[CONSIGNE ÉCRITE] Recopiez mot pour mot le passage du texte sur le recouvrement simplifié des créances qui s'ouvre sur les mots contenant « 2.   Que peut-on » et se clôt sur « Les frais d’huissier. ».

[TEXTE À LIRE]
* * * * *

2.   Que peut-on réclamer ?

La procédure simplifiée peut porter sur :

  1. La créance en principal, née d’un contrat[1], quel que soit son montant (c’est pour l’exemple que, ci-dessus, on évoque un montant de 750 €) ;
  2. Les majorations légales de la créance en principal, telle l’indemnité de 40 € à titre de frais de recouvrement prévue dans la loi du 2 août 2002 ;
  3. Les intérêts et la clause pénale, s’ils sont dus, mais plafonnés à 10 % maximum du montant de la créance due en principal ;
  4. Les frais d’huissier.

3.   Comme se déroule la procédure ?

1eétape : envoi d’une sommation de payer par huissier

Sur demande de l’avocat (et uniquement sur demande d’un avocat), l’huissier envoie au débiteur récalcitrant une sommation de payer.

* * * * *

[DONNÉES FOURNIES]
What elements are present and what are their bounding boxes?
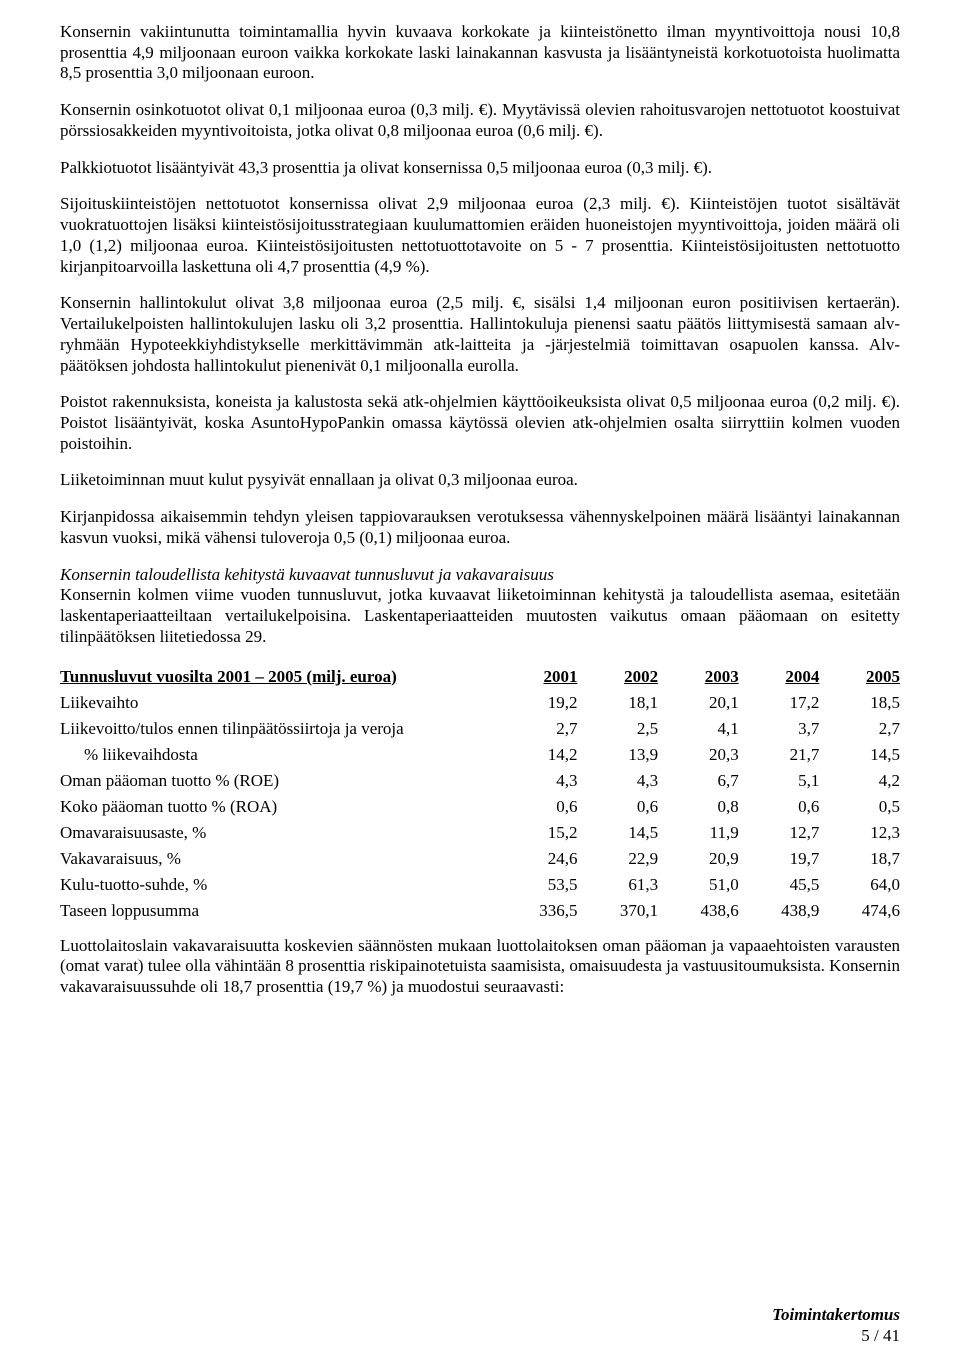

* * * * *

[SOLUTION DU PROBLÈME]
2.   Que peut-on réclamer ?

La procédure simplifiée peut porter sur :

  1. La créance en principal, née d’un contrat[1], quel que soit son montant (c’est pour l’exemple que, ci-dessus, on évoque un montant de 750 €) ;
  2. Les majorations légales de la créance en principal, telle l’indemnité de 40 € à titre de frais de recouvrement prévue dans la loi du 2 août 2002 ;
  3. Les intérêts et la clause pénale, s’ils sont dus, mais plafonnés à 10 % maximum du montant de la créance due en principal ;
  4. Les frais d’huissier.